• **AIM**:
Wherever the word "Involve" appears in a line, copy that line.
--- start DATA PROVIDED ---
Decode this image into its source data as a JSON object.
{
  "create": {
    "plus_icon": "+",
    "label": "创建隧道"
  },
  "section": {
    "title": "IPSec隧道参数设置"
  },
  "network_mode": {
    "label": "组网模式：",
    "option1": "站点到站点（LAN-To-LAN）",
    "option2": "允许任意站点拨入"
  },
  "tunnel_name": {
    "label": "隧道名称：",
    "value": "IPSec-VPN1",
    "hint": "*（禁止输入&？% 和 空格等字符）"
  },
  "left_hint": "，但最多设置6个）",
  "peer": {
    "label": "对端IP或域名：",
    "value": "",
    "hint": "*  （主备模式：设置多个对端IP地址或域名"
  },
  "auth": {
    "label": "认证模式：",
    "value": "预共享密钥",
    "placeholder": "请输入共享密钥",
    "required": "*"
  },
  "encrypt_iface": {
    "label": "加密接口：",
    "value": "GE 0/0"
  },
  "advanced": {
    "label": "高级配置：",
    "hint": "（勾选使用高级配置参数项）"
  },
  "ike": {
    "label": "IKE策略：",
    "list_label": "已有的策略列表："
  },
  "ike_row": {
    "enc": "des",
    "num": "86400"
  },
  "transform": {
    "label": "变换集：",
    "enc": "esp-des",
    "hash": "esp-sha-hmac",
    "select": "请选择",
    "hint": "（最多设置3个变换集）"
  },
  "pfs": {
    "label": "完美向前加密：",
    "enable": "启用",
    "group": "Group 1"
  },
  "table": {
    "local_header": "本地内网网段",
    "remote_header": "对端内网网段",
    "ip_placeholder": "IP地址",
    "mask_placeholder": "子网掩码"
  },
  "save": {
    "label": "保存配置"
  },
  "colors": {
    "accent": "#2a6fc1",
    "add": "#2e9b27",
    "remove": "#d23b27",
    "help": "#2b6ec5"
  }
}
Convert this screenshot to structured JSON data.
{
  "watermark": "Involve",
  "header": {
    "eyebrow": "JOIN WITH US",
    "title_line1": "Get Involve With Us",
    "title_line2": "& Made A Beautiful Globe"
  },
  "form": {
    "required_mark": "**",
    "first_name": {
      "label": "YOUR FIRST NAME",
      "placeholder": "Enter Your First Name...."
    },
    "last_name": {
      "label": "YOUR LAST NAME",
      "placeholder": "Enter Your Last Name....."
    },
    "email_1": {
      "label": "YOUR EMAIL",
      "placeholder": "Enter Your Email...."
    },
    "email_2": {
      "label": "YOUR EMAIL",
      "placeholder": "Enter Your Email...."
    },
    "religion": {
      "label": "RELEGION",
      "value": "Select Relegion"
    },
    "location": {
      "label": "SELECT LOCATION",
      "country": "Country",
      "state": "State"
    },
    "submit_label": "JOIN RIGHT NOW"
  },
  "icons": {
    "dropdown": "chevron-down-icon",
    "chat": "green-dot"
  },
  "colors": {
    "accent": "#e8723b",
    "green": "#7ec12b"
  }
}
--- end DATA PROVIDED ---
• **SOLUTION TO THIS TASK**:
  "watermark": "Involve",
    "title_line1": "Get Involve With Us",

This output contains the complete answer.